→ **Written problem**: Quote all entries exactly, leaving pictures aside.

-.-.-

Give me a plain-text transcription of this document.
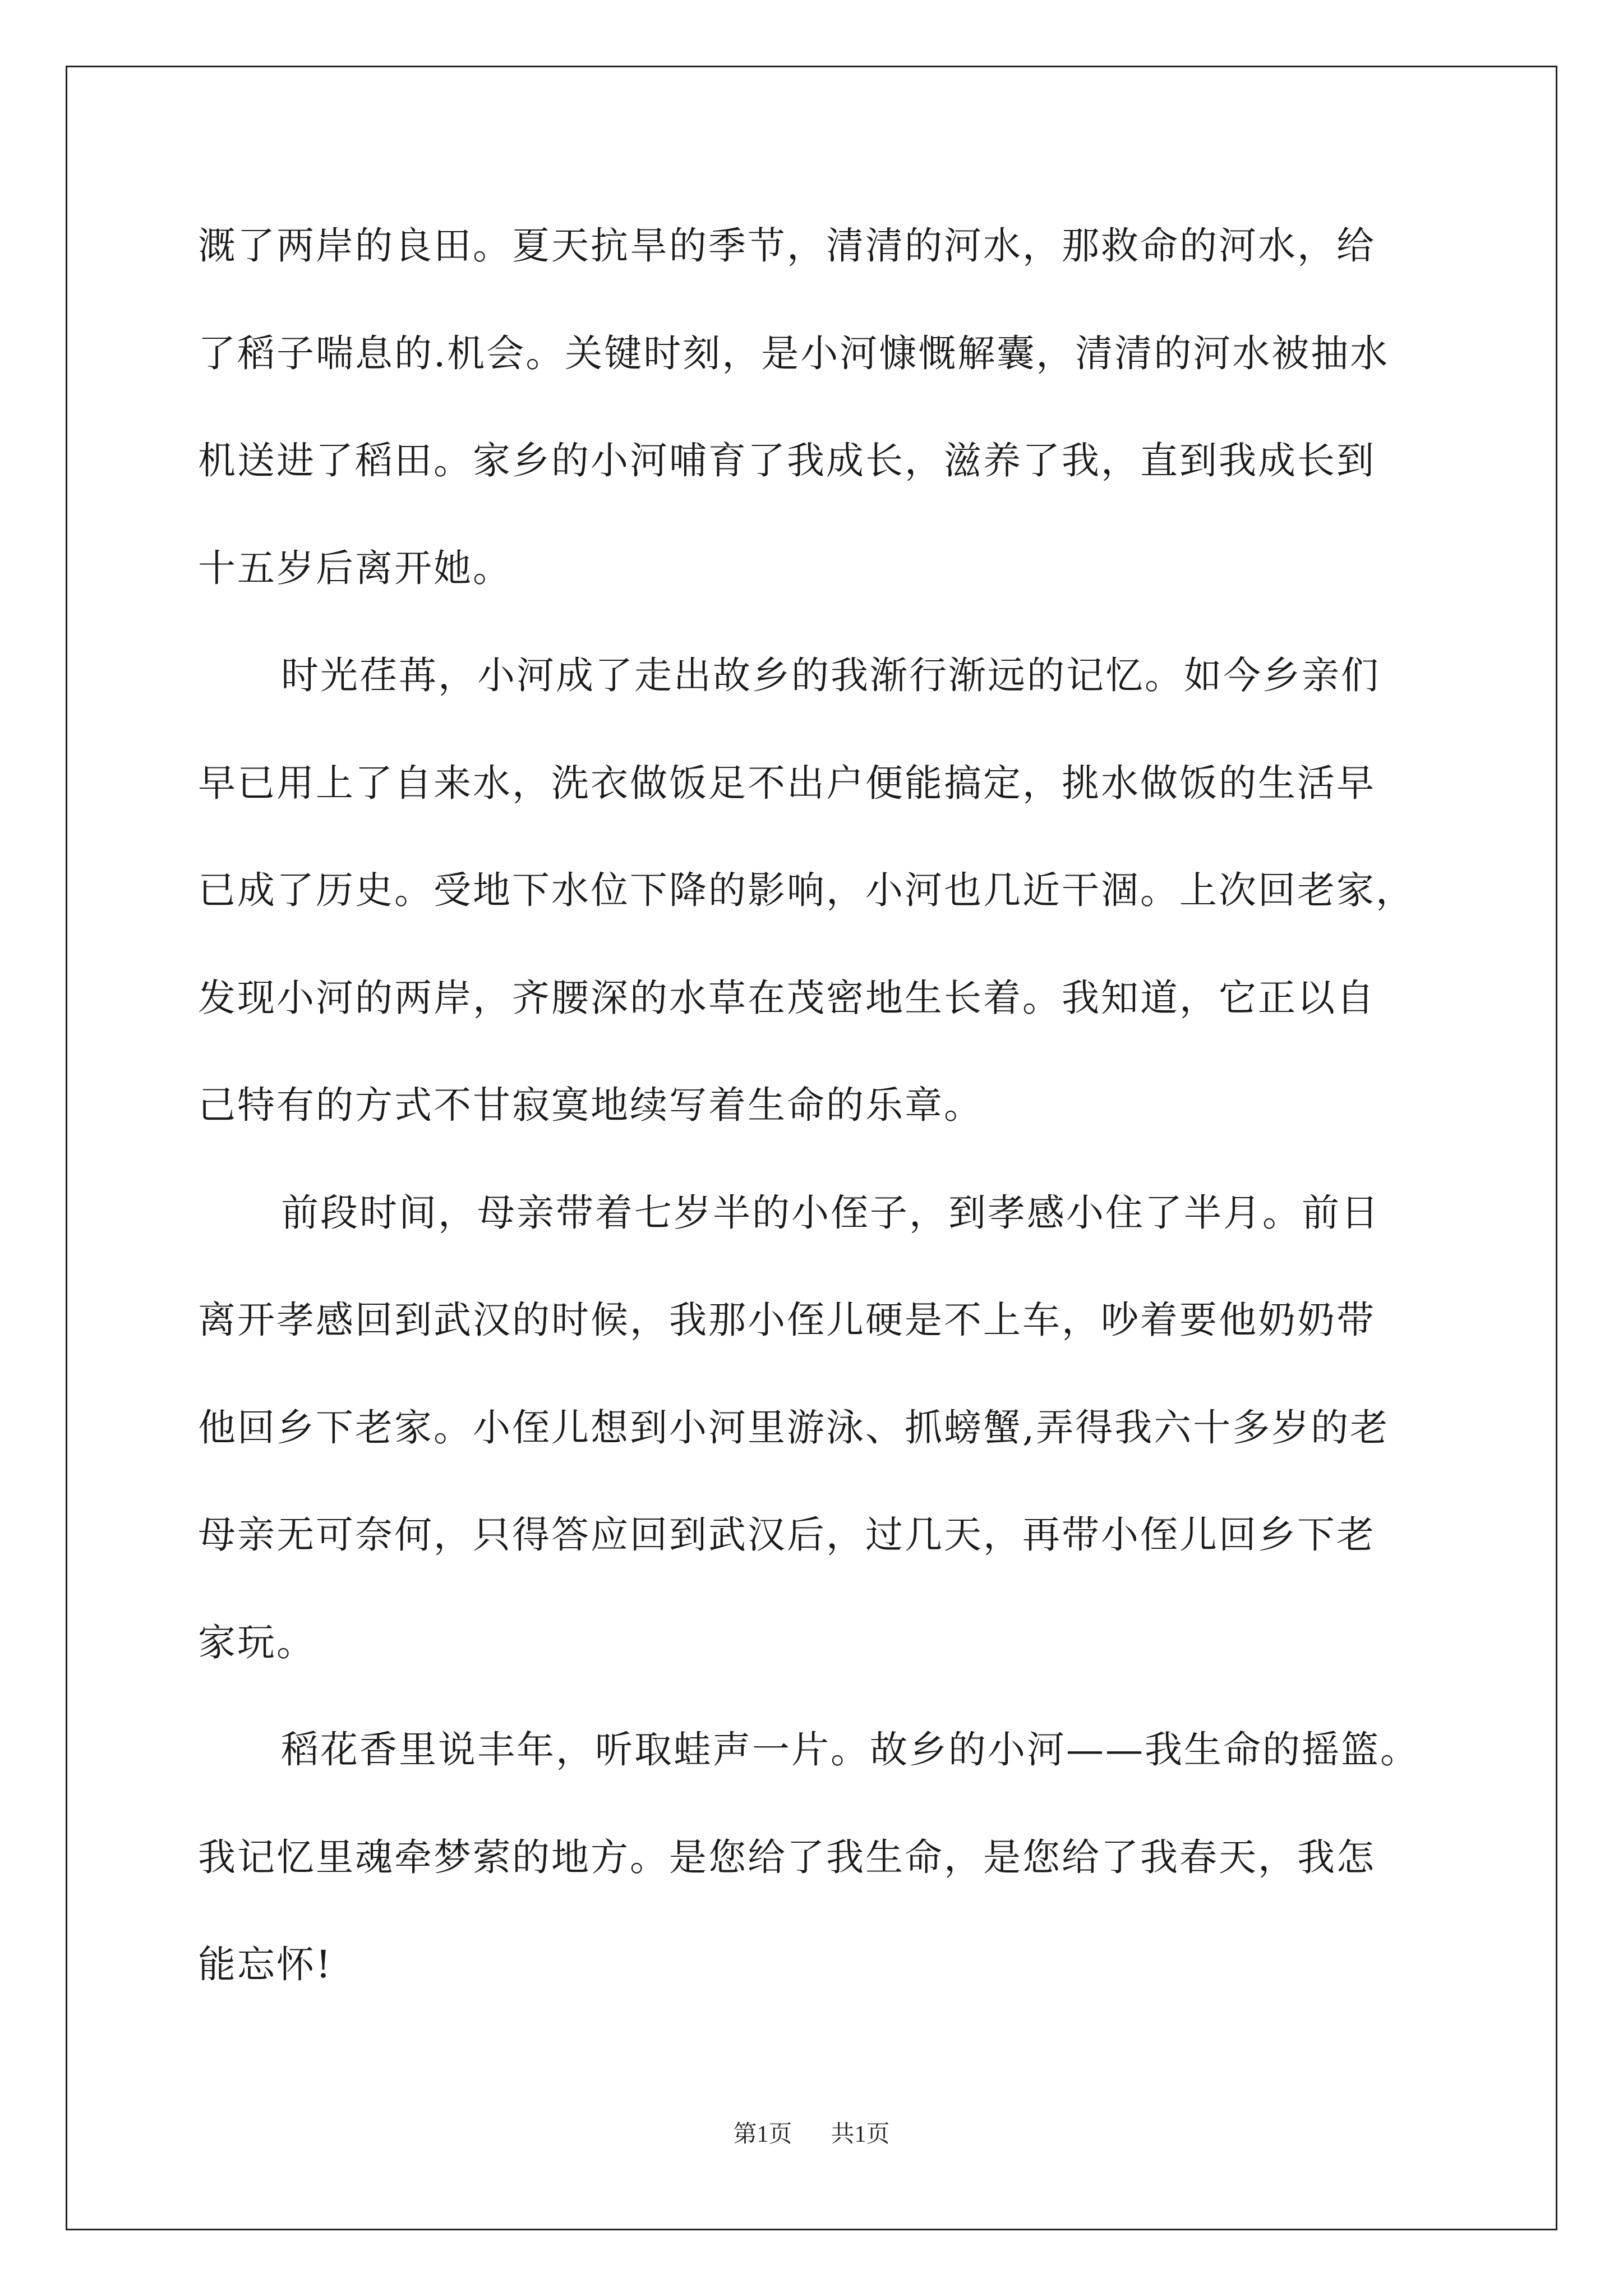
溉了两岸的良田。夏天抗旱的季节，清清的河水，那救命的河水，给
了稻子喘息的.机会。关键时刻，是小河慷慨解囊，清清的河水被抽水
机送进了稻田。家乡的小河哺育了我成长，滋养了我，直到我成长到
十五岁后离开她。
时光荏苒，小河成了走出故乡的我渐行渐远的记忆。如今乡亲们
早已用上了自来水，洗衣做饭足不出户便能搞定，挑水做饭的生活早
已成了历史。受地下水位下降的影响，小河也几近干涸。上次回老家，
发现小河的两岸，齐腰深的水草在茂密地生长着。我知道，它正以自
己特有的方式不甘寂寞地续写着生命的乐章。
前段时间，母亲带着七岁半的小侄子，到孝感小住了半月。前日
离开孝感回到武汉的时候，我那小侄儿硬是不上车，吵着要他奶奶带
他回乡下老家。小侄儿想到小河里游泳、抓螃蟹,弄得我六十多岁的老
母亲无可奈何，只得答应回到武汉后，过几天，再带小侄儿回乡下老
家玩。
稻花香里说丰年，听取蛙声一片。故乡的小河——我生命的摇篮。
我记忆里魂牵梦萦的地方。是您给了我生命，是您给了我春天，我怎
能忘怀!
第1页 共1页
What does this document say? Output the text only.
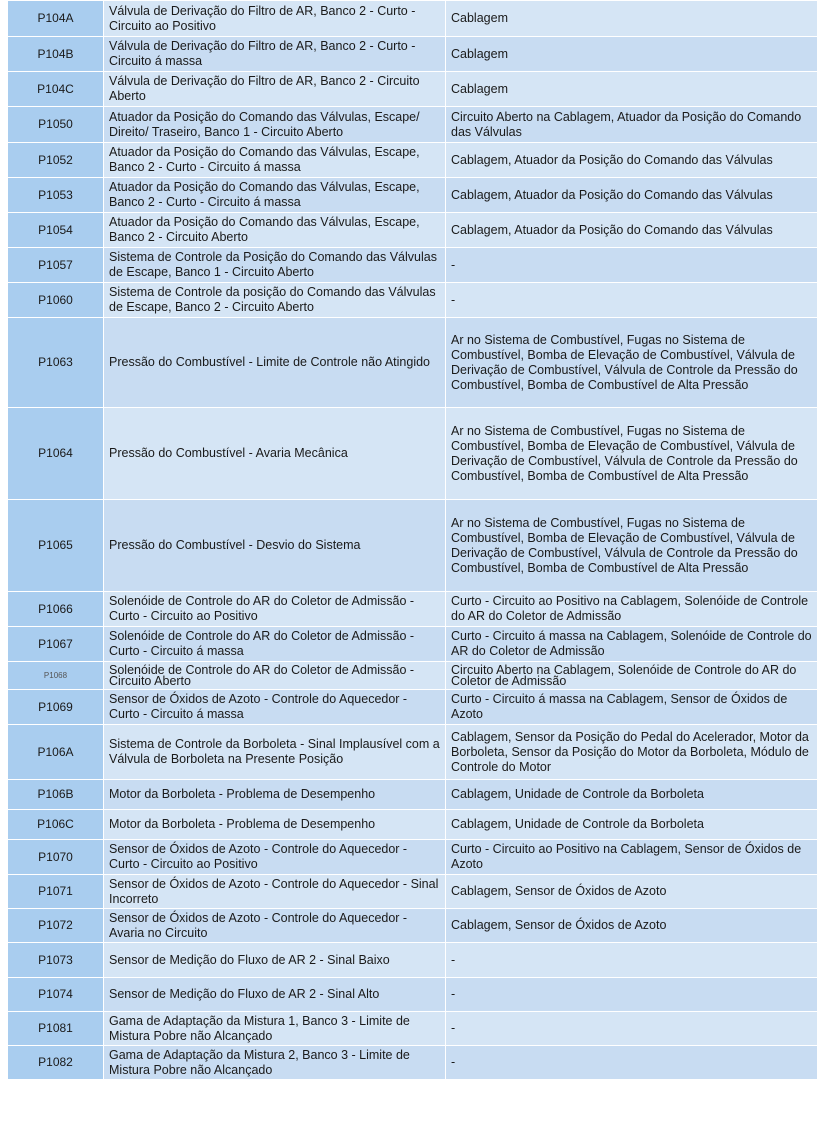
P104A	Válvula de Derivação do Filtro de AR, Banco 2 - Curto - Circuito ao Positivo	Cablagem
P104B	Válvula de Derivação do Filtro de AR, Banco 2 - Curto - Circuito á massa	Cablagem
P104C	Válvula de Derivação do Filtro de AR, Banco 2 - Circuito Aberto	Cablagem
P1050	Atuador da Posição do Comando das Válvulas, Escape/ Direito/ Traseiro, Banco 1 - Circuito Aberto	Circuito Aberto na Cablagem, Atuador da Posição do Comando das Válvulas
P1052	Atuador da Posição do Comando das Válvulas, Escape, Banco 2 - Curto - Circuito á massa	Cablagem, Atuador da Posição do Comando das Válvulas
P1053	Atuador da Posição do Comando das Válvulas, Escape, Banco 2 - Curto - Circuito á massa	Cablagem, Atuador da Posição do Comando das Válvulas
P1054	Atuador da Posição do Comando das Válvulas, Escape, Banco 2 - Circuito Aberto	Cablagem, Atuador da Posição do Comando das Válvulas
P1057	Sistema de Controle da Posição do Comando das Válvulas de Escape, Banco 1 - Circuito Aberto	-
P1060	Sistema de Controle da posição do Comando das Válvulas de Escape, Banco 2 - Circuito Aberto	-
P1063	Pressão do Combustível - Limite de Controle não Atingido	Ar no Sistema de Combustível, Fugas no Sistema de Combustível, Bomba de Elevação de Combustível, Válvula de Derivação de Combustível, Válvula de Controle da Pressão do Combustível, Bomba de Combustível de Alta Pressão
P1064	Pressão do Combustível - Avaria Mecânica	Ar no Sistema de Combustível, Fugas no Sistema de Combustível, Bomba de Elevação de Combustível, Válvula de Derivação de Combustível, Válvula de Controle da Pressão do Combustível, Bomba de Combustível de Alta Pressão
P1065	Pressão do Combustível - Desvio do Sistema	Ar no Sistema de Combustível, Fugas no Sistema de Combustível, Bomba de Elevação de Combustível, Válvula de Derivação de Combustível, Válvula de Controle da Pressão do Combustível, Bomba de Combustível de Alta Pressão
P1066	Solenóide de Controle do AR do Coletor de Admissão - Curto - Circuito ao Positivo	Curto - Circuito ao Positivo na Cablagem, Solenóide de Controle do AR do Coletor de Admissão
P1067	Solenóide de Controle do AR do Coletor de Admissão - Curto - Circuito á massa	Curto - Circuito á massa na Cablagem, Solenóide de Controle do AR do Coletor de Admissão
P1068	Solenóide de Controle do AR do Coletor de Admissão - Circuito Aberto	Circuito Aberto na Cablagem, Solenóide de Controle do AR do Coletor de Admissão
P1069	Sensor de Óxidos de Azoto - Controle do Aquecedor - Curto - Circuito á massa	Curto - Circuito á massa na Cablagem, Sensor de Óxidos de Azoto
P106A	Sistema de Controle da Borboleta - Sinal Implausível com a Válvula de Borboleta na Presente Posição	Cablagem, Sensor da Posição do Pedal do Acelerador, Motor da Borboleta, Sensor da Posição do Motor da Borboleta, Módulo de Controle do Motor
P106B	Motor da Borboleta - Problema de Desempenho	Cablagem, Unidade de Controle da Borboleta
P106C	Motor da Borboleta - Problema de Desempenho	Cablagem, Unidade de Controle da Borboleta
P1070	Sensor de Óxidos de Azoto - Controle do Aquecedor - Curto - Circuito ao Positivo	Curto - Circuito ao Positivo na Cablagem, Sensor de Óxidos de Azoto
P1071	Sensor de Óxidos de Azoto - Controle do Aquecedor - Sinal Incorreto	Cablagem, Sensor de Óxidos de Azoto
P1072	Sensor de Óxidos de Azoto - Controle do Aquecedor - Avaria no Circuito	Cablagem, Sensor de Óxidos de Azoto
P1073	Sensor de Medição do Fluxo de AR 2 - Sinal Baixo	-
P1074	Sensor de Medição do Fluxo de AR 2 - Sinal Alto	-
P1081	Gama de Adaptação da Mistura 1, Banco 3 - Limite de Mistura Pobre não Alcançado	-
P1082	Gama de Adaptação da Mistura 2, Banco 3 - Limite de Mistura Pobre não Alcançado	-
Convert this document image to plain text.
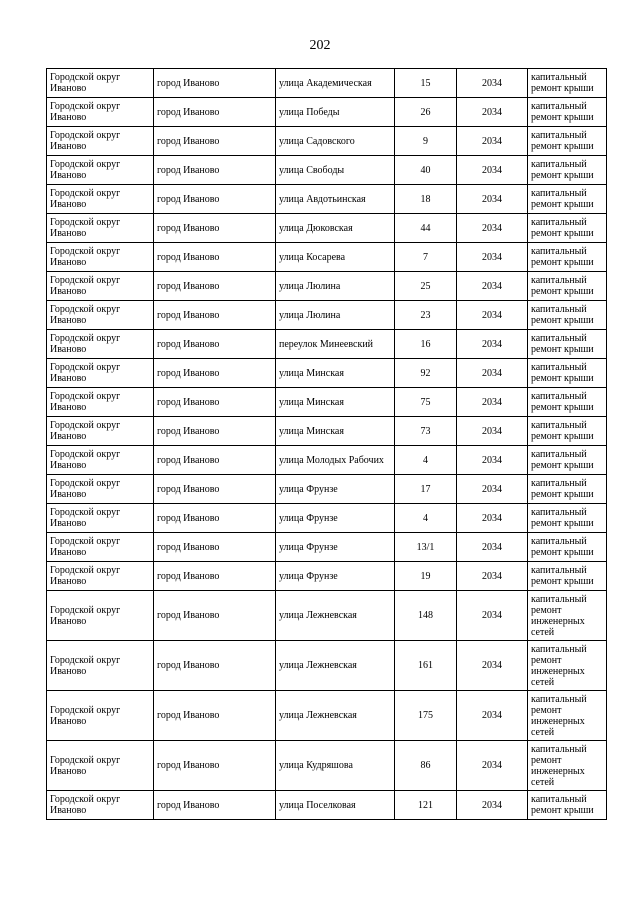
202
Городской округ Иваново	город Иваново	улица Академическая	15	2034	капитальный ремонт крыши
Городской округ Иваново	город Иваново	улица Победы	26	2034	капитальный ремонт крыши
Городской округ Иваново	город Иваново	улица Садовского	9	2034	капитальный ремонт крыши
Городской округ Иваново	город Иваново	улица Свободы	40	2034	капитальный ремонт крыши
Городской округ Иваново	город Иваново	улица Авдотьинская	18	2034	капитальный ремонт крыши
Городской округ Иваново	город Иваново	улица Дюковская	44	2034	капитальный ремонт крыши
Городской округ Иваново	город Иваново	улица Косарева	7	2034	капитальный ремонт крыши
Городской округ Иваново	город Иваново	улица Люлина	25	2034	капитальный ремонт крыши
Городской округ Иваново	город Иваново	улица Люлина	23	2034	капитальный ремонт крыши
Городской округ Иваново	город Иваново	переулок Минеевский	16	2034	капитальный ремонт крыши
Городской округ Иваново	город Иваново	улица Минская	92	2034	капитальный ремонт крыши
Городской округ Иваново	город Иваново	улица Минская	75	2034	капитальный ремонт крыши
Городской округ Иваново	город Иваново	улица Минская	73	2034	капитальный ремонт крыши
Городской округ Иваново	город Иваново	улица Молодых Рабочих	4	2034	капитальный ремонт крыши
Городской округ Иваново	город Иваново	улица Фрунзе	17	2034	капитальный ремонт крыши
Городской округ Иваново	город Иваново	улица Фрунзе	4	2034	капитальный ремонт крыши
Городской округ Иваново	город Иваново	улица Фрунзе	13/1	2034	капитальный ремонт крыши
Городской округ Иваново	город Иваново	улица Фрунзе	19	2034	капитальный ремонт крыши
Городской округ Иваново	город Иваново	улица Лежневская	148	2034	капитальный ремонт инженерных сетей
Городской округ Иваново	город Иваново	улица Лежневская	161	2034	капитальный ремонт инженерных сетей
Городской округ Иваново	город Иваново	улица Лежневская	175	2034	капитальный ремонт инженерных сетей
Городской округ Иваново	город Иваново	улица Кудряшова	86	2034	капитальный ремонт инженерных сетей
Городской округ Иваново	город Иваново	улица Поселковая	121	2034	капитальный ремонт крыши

-.-.-

→ **Reply**:
Give me a plain-text transcription of this document.
溉了两岸的良田。夏天抗旱的季节，清清的河水，那救命的河水，给
了稻子喘息的.机会。关键时刻，是小河慷慨解囊，清清的河水被抽水
机送进了稻田。家乡的小河哺育了我成长，滋养了我，直到我成长到
十五岁后离开她。
时光荏苒，小河成了走出故乡的我渐行渐远的记忆。如今乡亲们
早已用上了自来水，洗衣做饭足不出户便能搞定，挑水做饭的生活早
已成了历史。受地下水位下降的影响，小河也几近干涸。上次回老家，
发现小河的两岸，齐腰深的水草在茂密地生长着。我知道，它正以自
己特有的方式不甘寂寞地续写着生命的乐章。
前段时间，母亲带着七岁半的小侄子，到孝感小住了半月。前日
离开孝感回到武汉的时候，我那小侄儿硬是不上车，吵着要他奶奶带
他回乡下老家。小侄儿想到小河里游泳、抓螃蟹,弄得我六十多岁的老
母亲无可奈何，只得答应回到武汉后，过几天，再带小侄儿回乡下老
家玩。
稻花香里说丰年，听取蛙声一片。故乡的小河——我生命的摇篮。
我记忆里魂牵梦萦的地方。是您给了我生命，是您给了我春天，我怎
能忘怀!
第1页 共1页
What does this document say? Output the text only.
P104A	Válvula de Derivação do Filtro de AR, Banco 2 - Curto - Circuito ao Positivo	Cablagem
P104B	Válvula de Derivação do Filtro de AR, Banco 2 - Curto - Circuito á massa	Cablagem
P104C	Válvula de Derivação do Filtro de AR, Banco 2 - Circuito Aberto	Cablagem
P1050	Atuador da Posição do Comando das Válvulas, Escape/ Direito/ Traseiro, Banco 1 - Circuito Aberto	Circuito Aberto na Cablagem, Atuador da Posição do Comando das Válvulas
P1052	Atuador da Posição do Comando das Válvulas, Escape, Banco 2 - Curto - Circuito á massa	Cablagem, Atuador da Posição do Comando das Válvulas
P1053	Atuador da Posição do Comando das Válvulas, Escape, Banco 2 - Curto - Circuito á massa	Cablagem, Atuador da Posição do Comando das Válvulas
P1054	Atuador da Posição do Comando das Válvulas, Escape, Banco 2 - Circuito Aberto	Cablagem, Atuador da Posição do Comando das Válvulas
P1057	Sistema de Controle da Posição do Comando das Válvulas de Escape, Banco 1 - Circuito Aberto	-
P1060	Sistema de Controle da posição do Comando das Válvulas de Escape, Banco 2 - Circuito Aberto	-
P1063	Pressão do Combustível - Limite de Controle não Atingido	Ar no Sistema de Combustível, Fugas no Sistema de Combustível, Bomba de Elevação de Combustível, Válvula de Derivação de Combustível, Válvula de Controle da Pressão do Combustível, Bomba de Combustível de Alta Pressão
P1064	Pressão do Combustível - Avaria Mecânica	Ar no Sistema de Combustível, Fugas no Sistema de Combustível, Bomba de Elevação de Combustível, Válvula de Derivação de Combustível, Válvula de Controle da Pressão do Combustível, Bomba de Combustível de Alta Pressão
P1065	Pressão do Combustível - Desvio do Sistema	Ar no Sistema de Combustível, Fugas no Sistema de Combustível, Bomba de Elevação de Combustível, Válvula de Derivação de Combustível, Válvula de Controle da Pressão do Combustível, Bomba de Combustível de Alta Pressão
P1066	Solenóide de Controle do AR do Coletor de Admissão - Curto - Circuito ao Positivo	Curto - Circuito ao Positivo na Cablagem, Solenóide de Controle do AR do Coletor de Admissão
P1067	Solenóide de Controle do AR do Coletor de Admissão - Curto - Circuito á massa	Curto - Circuito á massa na Cablagem, Solenóide de Controle do AR do Coletor de Admissão
P1068	Solenóide de Controle do AR do Coletor de Admissão - Circuito Aberto	Circuito Aberto na Cablagem, Solenóide de Controle do AR do Coletor de Admissão
P1069	Sensor de Óxidos de Azoto - Controle do Aquecedor - Curto - Circuito á massa	Curto - Circuito á massa na Cablagem, Sensor de Óxidos de Azoto
P106A	Sistema de Controle da Borboleta - Sinal Implausível com a Válvula de Borboleta na Presente Posição	Cablagem, Sensor da Posição do Pedal do Acelerador, Motor da Borboleta, Sensor da Posição do Motor da Borboleta, Módulo de Controle do Motor
P106B	Motor da Borboleta - Problema de Desempenho	Cablagem, Unidade de Controle da Borboleta
P106C	Motor da Borboleta - Problema de Desempenho	Cablagem, Unidade de Controle da Borboleta
P1070	Sensor de Óxidos de Azoto - Controle do Aquecedor - Curto - Circuito ao Positivo	Curto - Circuito ao Positivo na Cablagem, Sensor de Óxidos de Azoto
P1071	Sensor de Óxidos de Azoto - Controle do Aquecedor - Sinal Incorreto	Cablagem, Sensor de Óxidos de Azoto
P1072	Sensor de Óxidos de Azoto - Controle do Aquecedor - Avaria no Circuito	Cablagem, Sensor de Óxidos de Azoto
P1073	Sensor de Medição do Fluxo de AR 2 - Sinal Baixo	-
P1074	Sensor de Medição do Fluxo de AR 2 - Sinal Alto	-
P1081	Gama de Adaptação da Mistura 1, Banco 3 - Limite de Mistura Pobre não Alcançado	-
P1082	Gama de Adaptação da Mistura 2, Banco 3 - Limite de Mistura Pobre não Alcançado	-
Convert this document image to plain text.
202
Городской округ Иваново	город Иваново	улица Академическая	15	2034	капитальный ремонт крыши
Городской округ Иваново	город Иваново	улица Победы	26	2034	капитальный ремонт крыши
Городской округ Иваново	город Иваново	улица Садовского	9	2034	капитальный ремонт крыши
Городской округ Иваново	город Иваново	улица Свободы	40	2034	капитальный ремонт крыши
Городской округ Иваново	город Иваново	улица Авдотьинская	18	2034	капитальный ремонт крыши
Городской округ Иваново	город Иваново	улица Дюковская	44	2034	капитальный ремонт крыши
Городской округ Иваново	город Иваново	улица Косарева	7	2034	капитальный ремонт крыши
Городской округ Иваново	город Иваново	улица Люлина	25	2034	капитальный ремонт крыши
Городской округ Иваново	город Иваново	улица Люлина	23	2034	капитальный ремонт крыши
Городской округ Иваново	город Иваново	переулок Минеевский	16	2034	капитальный ремонт крыши
Городской округ Иваново	город Иваново	улица Минская	92	2034	капитальный ремонт крыши
Городской округ Иваново	город Иваново	улица Минская	75	2034	капитальный ремонт крыши
Городской округ Иваново	город Иваново	улица Минская	73	2034	капитальный ремонт крыши
Городской округ Иваново	город Иваново	улица Молодых Рабочих	4	2034	капитальный ремонт крыши
Городской округ Иваново	город Иваново	улица Фрунзе	17	2034	капитальный ремонт крыши
Городской округ Иваново	город Иваново	улица Фрунзе	4	2034	капитальный ремонт крыши
Городской округ Иваново	город Иваново	улица Фрунзе	13/1	2034	капитальный ремонт крыши
Городской округ Иваново	город Иваново	улица Фрунзе	19	2034	капитальный ремонт крыши
Городской округ Иваново	город Иваново	улица Лежневская	148	2034	капитальный ремонт инженерных сетей
Городской округ Иваново	город Иваново	улица Лежневская	161	2034	капитальный ремонт инженерных сетей
Городской округ Иваново	город Иваново	улица Лежневская	175	2034	капитальный ремонт инженерных сетей
Городской округ Иваново	город Иваново	улица Кудряшова	86	2034	капитальный ремонт инженерных сетей
Городской округ Иваново	город Иваново	улица Поселковая	121	2034	капитальный ремонт крыши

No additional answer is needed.